**Exercise materials:**
* * * * *

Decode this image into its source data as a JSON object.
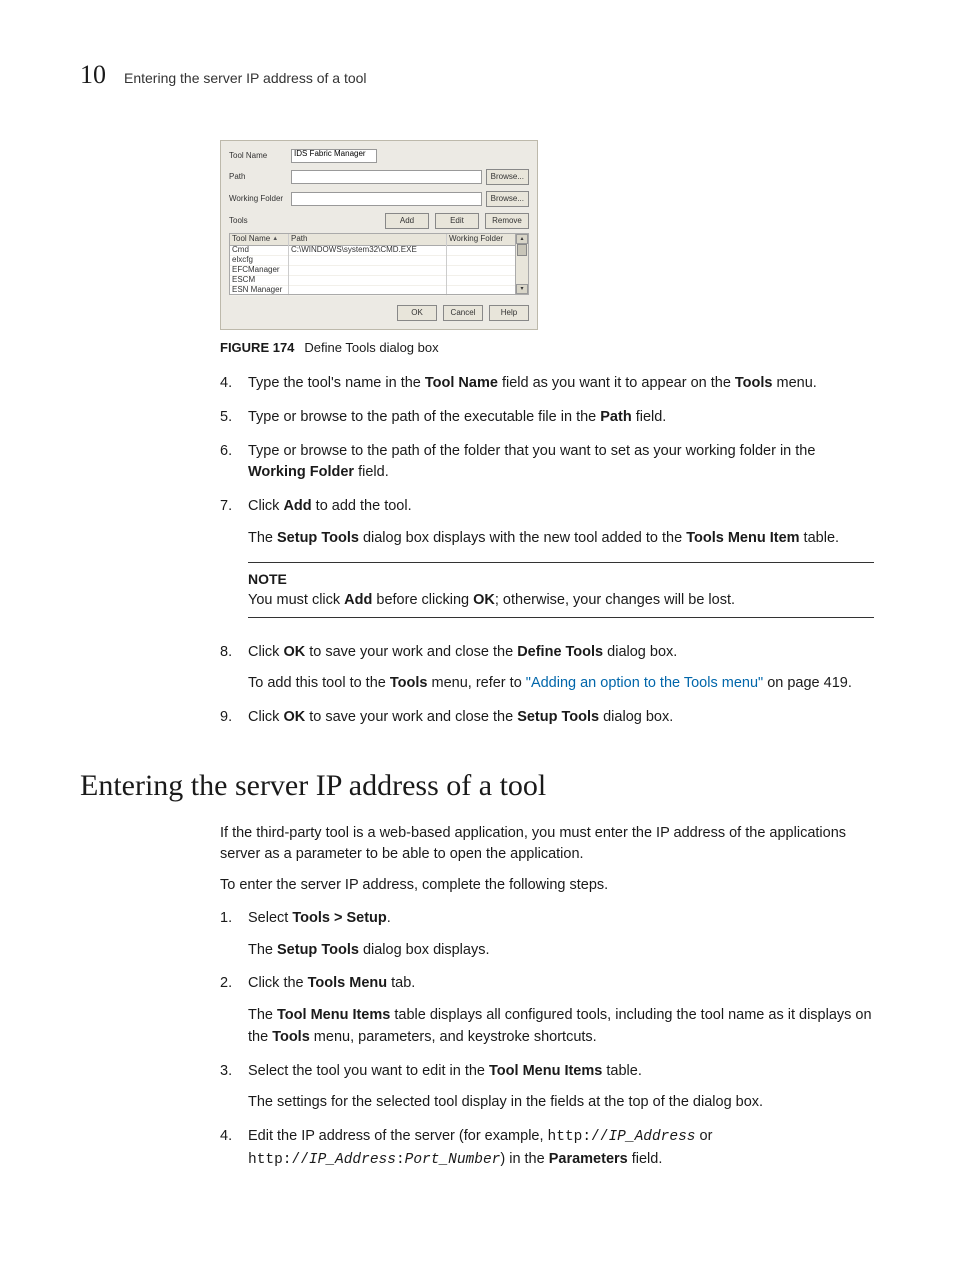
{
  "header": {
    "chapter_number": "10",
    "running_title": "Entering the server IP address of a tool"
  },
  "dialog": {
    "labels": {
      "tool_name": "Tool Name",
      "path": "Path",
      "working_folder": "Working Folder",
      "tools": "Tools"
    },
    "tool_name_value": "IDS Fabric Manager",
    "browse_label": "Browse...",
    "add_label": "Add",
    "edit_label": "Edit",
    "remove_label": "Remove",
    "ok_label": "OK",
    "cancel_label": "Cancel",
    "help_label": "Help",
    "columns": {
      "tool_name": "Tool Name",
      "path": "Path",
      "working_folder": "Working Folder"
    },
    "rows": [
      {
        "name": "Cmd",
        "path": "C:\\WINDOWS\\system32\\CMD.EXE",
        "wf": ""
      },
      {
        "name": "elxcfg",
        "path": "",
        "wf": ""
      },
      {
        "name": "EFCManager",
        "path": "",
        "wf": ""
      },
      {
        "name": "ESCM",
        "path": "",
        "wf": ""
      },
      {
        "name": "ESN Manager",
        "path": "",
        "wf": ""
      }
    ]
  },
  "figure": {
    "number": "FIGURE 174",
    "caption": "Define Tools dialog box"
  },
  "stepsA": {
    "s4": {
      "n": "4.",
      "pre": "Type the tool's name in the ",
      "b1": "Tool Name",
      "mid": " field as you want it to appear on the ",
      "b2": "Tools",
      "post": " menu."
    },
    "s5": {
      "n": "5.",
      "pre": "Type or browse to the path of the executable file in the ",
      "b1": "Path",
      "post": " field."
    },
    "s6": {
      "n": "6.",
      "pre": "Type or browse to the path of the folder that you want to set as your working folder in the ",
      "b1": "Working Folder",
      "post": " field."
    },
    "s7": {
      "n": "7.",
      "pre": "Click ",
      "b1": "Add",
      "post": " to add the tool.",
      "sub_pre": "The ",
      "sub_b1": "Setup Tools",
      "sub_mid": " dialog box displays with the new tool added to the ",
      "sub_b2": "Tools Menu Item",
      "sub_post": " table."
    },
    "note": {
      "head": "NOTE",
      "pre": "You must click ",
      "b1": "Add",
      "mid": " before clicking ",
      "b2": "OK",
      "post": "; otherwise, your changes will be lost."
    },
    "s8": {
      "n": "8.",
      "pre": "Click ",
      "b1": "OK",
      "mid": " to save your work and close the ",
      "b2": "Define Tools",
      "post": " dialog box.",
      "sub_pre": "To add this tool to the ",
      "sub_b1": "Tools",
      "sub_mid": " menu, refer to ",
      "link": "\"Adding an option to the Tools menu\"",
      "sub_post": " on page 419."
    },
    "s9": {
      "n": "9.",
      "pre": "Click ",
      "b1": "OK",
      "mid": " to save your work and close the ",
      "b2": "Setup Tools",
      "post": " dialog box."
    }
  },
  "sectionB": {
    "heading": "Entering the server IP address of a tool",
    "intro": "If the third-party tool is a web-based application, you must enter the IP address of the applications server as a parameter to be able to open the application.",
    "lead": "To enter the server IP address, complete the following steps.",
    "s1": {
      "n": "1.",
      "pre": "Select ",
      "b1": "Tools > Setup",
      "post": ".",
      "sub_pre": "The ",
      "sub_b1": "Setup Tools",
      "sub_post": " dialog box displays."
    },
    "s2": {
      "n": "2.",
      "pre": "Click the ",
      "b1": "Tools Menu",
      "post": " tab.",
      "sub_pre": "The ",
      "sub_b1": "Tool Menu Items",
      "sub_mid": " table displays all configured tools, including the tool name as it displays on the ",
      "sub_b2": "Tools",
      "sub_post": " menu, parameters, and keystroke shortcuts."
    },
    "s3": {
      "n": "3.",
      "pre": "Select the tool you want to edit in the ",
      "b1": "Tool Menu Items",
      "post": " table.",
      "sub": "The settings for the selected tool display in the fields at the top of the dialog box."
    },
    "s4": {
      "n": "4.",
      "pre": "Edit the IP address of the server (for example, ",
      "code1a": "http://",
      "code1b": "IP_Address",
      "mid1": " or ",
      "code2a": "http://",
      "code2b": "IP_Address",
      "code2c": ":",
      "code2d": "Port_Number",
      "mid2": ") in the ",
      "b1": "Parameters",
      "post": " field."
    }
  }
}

* * * * *

Within the listing above, find every line containing the string "Define" and return it.

**Task result:**
    "caption": "Define Tools dialog box"
      "b2": "Define Tools",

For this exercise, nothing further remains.